**Written task:**
Write out all of the records precisely. Skip anything that is a picture.

**Data for the task:**
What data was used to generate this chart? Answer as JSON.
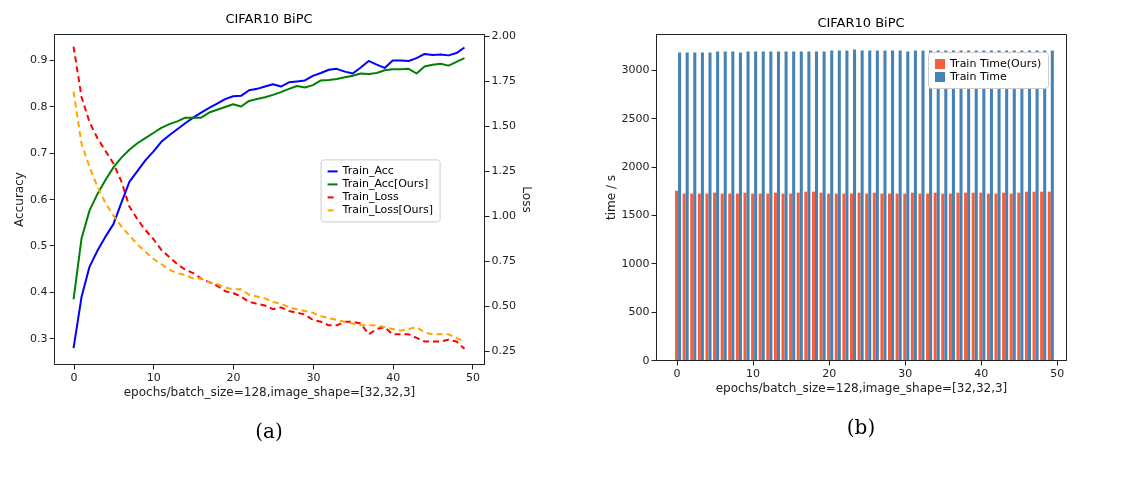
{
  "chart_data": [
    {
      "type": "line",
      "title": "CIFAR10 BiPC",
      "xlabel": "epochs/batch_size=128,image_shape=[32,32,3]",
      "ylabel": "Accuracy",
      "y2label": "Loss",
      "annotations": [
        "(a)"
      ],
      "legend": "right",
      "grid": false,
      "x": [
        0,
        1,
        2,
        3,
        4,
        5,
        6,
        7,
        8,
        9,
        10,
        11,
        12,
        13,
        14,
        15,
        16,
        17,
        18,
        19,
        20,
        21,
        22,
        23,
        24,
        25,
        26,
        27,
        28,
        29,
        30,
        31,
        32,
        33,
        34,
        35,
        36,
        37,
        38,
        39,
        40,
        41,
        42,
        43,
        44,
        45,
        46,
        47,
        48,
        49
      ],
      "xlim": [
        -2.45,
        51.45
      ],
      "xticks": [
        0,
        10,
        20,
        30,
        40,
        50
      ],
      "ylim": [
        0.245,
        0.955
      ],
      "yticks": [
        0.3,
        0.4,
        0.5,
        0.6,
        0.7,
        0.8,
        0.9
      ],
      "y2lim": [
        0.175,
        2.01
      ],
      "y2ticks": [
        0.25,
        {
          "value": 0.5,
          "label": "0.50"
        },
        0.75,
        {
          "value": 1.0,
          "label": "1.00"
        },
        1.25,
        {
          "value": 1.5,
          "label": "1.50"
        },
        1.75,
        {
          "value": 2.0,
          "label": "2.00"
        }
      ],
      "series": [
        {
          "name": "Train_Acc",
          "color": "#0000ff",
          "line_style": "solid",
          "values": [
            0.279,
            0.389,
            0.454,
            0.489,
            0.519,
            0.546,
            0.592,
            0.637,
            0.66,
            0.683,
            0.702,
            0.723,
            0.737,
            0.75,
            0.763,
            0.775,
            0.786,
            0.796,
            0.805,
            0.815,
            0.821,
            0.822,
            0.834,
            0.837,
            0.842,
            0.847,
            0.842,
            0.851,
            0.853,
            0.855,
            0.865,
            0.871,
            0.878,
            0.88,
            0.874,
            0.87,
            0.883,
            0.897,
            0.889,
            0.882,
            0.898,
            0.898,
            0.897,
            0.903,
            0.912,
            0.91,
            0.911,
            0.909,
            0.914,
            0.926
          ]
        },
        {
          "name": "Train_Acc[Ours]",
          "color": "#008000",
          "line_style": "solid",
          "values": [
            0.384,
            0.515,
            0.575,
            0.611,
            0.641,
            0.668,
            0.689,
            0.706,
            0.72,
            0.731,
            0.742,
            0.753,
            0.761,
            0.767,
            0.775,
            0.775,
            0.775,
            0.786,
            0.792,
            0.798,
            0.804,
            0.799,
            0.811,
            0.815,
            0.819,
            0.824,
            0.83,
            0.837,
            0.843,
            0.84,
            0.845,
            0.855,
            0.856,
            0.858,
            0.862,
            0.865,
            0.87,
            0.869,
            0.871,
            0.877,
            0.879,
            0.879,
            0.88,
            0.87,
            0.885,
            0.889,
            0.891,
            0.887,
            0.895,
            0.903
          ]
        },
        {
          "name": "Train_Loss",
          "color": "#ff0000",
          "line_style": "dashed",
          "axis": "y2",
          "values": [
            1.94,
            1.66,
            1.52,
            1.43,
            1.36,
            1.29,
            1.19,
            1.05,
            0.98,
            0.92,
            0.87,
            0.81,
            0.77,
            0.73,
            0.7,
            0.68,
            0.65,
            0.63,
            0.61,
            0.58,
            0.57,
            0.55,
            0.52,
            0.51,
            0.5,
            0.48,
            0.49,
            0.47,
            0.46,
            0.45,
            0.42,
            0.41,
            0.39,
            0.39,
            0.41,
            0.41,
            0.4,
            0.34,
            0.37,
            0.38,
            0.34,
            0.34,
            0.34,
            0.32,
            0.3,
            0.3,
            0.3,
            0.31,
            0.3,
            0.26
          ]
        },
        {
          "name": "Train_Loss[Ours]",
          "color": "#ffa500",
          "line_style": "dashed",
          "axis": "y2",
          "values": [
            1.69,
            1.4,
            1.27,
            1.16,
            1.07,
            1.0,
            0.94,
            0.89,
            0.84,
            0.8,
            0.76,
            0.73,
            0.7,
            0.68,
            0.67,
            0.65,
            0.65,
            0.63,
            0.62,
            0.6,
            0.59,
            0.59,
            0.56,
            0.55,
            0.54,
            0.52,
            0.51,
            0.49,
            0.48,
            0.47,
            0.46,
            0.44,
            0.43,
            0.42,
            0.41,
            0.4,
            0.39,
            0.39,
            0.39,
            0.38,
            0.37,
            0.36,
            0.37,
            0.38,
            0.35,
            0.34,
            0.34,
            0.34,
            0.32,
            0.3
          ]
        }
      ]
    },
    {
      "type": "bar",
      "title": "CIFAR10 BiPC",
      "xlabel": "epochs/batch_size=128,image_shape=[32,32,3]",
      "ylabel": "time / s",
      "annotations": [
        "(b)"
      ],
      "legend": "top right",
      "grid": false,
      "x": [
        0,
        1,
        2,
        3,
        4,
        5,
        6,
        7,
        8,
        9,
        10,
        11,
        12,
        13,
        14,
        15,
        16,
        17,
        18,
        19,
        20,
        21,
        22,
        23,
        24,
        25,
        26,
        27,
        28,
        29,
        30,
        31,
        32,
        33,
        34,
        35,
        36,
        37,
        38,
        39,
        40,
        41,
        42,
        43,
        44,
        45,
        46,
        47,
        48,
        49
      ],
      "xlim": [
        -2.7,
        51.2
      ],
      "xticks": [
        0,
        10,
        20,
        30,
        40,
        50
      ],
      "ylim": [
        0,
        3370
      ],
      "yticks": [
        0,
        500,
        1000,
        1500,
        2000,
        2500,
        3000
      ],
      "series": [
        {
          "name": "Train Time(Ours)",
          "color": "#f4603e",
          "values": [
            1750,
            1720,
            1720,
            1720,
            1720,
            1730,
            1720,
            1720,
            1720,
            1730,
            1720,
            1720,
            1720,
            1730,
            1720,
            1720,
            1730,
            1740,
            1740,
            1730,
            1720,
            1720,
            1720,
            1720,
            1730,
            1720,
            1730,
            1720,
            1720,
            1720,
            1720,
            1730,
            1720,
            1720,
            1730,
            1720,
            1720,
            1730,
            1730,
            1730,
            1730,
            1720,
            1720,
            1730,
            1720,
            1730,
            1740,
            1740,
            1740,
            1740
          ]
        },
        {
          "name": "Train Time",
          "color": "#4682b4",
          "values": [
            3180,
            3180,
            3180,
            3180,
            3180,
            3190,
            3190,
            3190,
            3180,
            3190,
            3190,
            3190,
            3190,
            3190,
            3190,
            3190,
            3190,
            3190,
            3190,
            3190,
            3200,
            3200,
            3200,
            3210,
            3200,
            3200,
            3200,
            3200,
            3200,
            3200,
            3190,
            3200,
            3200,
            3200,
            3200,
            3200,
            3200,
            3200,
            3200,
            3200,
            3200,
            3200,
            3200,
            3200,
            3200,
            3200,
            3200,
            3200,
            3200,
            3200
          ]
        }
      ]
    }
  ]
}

**Completed task:**
What data was used to generate this chart? Answer as JSON.
{
  "chart_data": [
    {
      "type": "line",
      "title": "CIFAR10 BiPC",
      "xlabel": "epochs/batch_size=128,image_shape=[32,32,3]",
      "ylabel": "Accuracy",
      "y2label": "Loss",
      "annotations": [
        "(a)"
      ],
      "legend": "right",
      "grid": false,
      "x": [
        0,
        1,
        2,
        3,
        4,
        5,
        6,
        7,
        8,
        9,
        10,
        11,
        12,
        13,
        14,
        15,
        16,
        17,
        18,
        19,
        20,
        21,
        22,
        23,
        24,
        25,
        26,
        27,
        28,
        29,
        30,
        31,
        32,
        33,
        34,
        35,
        36,
        37,
        38,
        39,
        40,
        41,
        42,
        43,
        44,
        45,
        46,
        47,
        48,
        49
      ],
      "xlim": [
        -2.45,
        51.45
      ],
      "xticks": [
        0,
        10,
        20,
        30,
        40,
        50
      ],
      "ylim": [
        0.245,
        0.955
      ],
      "yticks": [
        0.3,
        0.4,
        0.5,
        0.6,
        0.7,
        0.8,
        0.9
      ],
      "y2lim": [
        0.175,
        2.01
      ],
      "y2ticks": [
        0.25,
        {
          "value": 0.5,
          "label": "0.50"
        },
        0.75,
        {
          "value": 1.0,
          "label": "1.00"
        },
        1.25,
        {
          "value": 1.5,
          "label": "1.50"
        },
        1.75,
        {
          "value": 2.0,
          "label": "2.00"
        }
      ],
      "series": [
        {
          "name": "Train_Acc",
          "color": "#0000ff",
          "line_style": "solid",
          "values": [
            0.279,
            0.389,
            0.454,
            0.489,
            0.519,
            0.546,
            0.592,
            0.637,
            0.66,
            0.683,
            0.702,
            0.723,
            0.737,
            0.75,
            0.763,
            0.775,
            0.786,
            0.796,
            0.805,
            0.815,
            0.821,
            0.822,
            0.834,
            0.837,
            0.842,
            0.847,
            0.842,
            0.851,
            0.853,
            0.855,
            0.865,
            0.871,
            0.878,
            0.88,
            0.874,
            0.87,
            0.883,
            0.897,
            0.889,
            0.882,
            0.898,
            0.898,
            0.897,
            0.903,
            0.912,
            0.91,
            0.911,
            0.909,
            0.914,
            0.926
          ]
        },
        {
          "name": "Train_Acc[Ours]",
          "color": "#008000",
          "line_style": "solid",
          "values": [
            0.384,
            0.515,
            0.575,
            0.611,
            0.641,
            0.668,
            0.689,
            0.706,
            0.72,
            0.731,
            0.742,
            0.753,
            0.761,
            0.767,
            0.775,
            0.775,
            0.775,
            0.786,
            0.792,
            0.798,
            0.804,
            0.799,
            0.811,
            0.815,
            0.819,
            0.824,
            0.83,
            0.837,
            0.843,
            0.84,
            0.845,
            0.855,
            0.856,
            0.858,
            0.862,
            0.865,
            0.87,
            0.869,
            0.871,
            0.877,
            0.879,
            0.879,
            0.88,
            0.87,
            0.885,
            0.889,
            0.891,
            0.887,
            0.895,
            0.903
          ]
        },
        {
          "name": "Train_Loss",
          "color": "#ff0000",
          "line_style": "dashed",
          "axis": "y2",
          "values": [
            1.94,
            1.66,
            1.52,
            1.43,
            1.36,
            1.29,
            1.19,
            1.05,
            0.98,
            0.92,
            0.87,
            0.81,
            0.77,
            0.73,
            0.7,
            0.68,
            0.65,
            0.63,
            0.61,
            0.58,
            0.57,
            0.55,
            0.52,
            0.51,
            0.5,
            0.48,
            0.49,
            0.47,
            0.46,
            0.45,
            0.42,
            0.41,
            0.39,
            0.39,
            0.41,
            0.41,
            0.4,
            0.34,
            0.37,
            0.38,
            0.34,
            0.34,
            0.34,
            0.32,
            0.3,
            0.3,
            0.3,
            0.31,
            0.3,
            0.26
          ]
        },
        {
          "name": "Train_Loss[Ours]",
          "color": "#ffa500",
          "line_style": "dashed",
          "axis": "y2",
          "values": [
            1.69,
            1.4,
            1.27,
            1.16,
            1.07,
            1.0,
            0.94,
            0.89,
            0.84,
            0.8,
            0.76,
            0.73,
            0.7,
            0.68,
            0.67,
            0.65,
            0.65,
            0.63,
            0.62,
            0.6,
            0.59,
            0.59,
            0.56,
            0.55,
            0.54,
            0.52,
            0.51,
            0.49,
            0.48,
            0.47,
            0.46,
            0.44,
            0.43,
            0.42,
            0.41,
            0.4,
            0.39,
            0.39,
            0.39,
            0.38,
            0.37,
            0.36,
            0.37,
            0.38,
            0.35,
            0.34,
            0.34,
            0.34,
            0.32,
            0.3
          ]
        }
      ]
    },
    {
      "type": "bar",
      "title": "CIFAR10 BiPC",
      "xlabel": "epochs/batch_size=128,image_shape=[32,32,3]",
      "ylabel": "time / s",
      "annotations": [
        "(b)"
      ],
      "legend": "top right",
      "grid": false,
      "x": [
        0,
        1,
        2,
        3,
        4,
        5,
        6,
        7,
        8,
        9,
        10,
        11,
        12,
        13,
        14,
        15,
        16,
        17,
        18,
        19,
        20,
        21,
        22,
        23,
        24,
        25,
        26,
        27,
        28,
        29,
        30,
        31,
        32,
        33,
        34,
        35,
        36,
        37,
        38,
        39,
        40,
        41,
        42,
        43,
        44,
        45,
        46,
        47,
        48,
        49
      ],
      "xlim": [
        -2.7,
        51.2
      ],
      "xticks": [
        0,
        10,
        20,
        30,
        40,
        50
      ],
      "ylim": [
        0,
        3370
      ],
      "yticks": [
        0,
        500,
        1000,
        1500,
        2000,
        2500,
        3000
      ],
      "series": [
        {
          "name": "Train Time(Ours)",
          "color": "#f4603e",
          "values": [
            1750,
            1720,
            1720,
            1720,
            1720,
            1730,
            1720,
            1720,
            1720,
            1730,
            1720,
            1720,
            1720,
            1730,
            1720,
            1720,
            1730,
            1740,
            1740,
            1730,
            1720,
            1720,
            1720,
            1720,
            1730,
            1720,
            1730,
            1720,
            1720,
            1720,
            1720,
            1730,
            1720,
            1720,
            1730,
            1720,
            1720,
            1730,
            1730,
            1730,
            1730,
            1720,
            1720,
            1730,
            1720,
            1730,
            1740,
            1740,
            1740,
            1740
          ]
        },
        {
          "name": "Train Time",
          "color": "#4682b4",
          "values": [
            3180,
            3180,
            3180,
            3180,
            3180,
            3190,
            3190,
            3190,
            3180,
            3190,
            3190,
            3190,
            3190,
            3190,
            3190,
            3190,
            3190,
            3190,
            3190,
            3190,
            3200,
            3200,
            3200,
            3210,
            3200,
            3200,
            3200,
            3200,
            3200,
            3200,
            3190,
            3200,
            3200,
            3200,
            3200,
            3200,
            3200,
            3200,
            3200,
            3200,
            3200,
            3200,
            3200,
            3200,
            3200,
            3200,
            3200,
            3200,
            3200,
            3200
          ]
        }
      ]
    }
  ]
}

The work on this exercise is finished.